» Exercise objective:
Make a tally of the lines in the records that include the string "Fyrirtækið", and give only that number.

--- BEGIN Supplied entries ---

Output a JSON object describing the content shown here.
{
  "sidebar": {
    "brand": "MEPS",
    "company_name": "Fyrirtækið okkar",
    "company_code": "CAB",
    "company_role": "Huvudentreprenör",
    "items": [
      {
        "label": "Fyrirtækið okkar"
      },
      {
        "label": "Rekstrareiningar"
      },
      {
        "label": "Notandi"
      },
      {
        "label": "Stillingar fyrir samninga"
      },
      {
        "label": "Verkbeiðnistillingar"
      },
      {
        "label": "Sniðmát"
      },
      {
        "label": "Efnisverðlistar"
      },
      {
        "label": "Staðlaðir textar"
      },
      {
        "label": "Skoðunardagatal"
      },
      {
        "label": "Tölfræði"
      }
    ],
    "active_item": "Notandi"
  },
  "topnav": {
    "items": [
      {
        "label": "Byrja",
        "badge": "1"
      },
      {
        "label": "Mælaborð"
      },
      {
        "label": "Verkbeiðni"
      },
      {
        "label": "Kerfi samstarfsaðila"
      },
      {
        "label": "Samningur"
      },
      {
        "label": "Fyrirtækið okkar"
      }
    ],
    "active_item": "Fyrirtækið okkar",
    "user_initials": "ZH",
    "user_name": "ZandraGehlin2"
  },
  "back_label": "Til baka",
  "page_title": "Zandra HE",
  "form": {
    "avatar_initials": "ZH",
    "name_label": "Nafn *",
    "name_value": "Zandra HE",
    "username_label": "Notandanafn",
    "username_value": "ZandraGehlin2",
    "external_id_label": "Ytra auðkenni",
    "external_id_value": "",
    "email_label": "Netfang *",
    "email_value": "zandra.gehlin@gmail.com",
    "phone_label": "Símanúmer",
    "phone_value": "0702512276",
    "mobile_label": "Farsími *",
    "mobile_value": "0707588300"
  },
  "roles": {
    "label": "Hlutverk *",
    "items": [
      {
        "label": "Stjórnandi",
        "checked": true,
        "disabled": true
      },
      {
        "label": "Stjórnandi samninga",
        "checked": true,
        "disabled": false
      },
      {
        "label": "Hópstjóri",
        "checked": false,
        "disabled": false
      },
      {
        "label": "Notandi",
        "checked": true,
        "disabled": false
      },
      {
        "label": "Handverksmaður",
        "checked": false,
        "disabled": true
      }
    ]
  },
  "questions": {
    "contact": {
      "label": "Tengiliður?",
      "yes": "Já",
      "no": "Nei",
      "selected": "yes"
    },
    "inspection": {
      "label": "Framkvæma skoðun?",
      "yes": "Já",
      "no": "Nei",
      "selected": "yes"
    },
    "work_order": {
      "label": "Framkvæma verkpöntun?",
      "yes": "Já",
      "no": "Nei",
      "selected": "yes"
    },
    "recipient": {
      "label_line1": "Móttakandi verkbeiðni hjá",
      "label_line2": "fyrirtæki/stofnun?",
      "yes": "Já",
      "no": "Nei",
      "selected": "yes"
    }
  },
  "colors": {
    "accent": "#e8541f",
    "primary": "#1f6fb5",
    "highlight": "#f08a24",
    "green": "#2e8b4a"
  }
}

--- END Supplied entries ---

» Output for this task:
4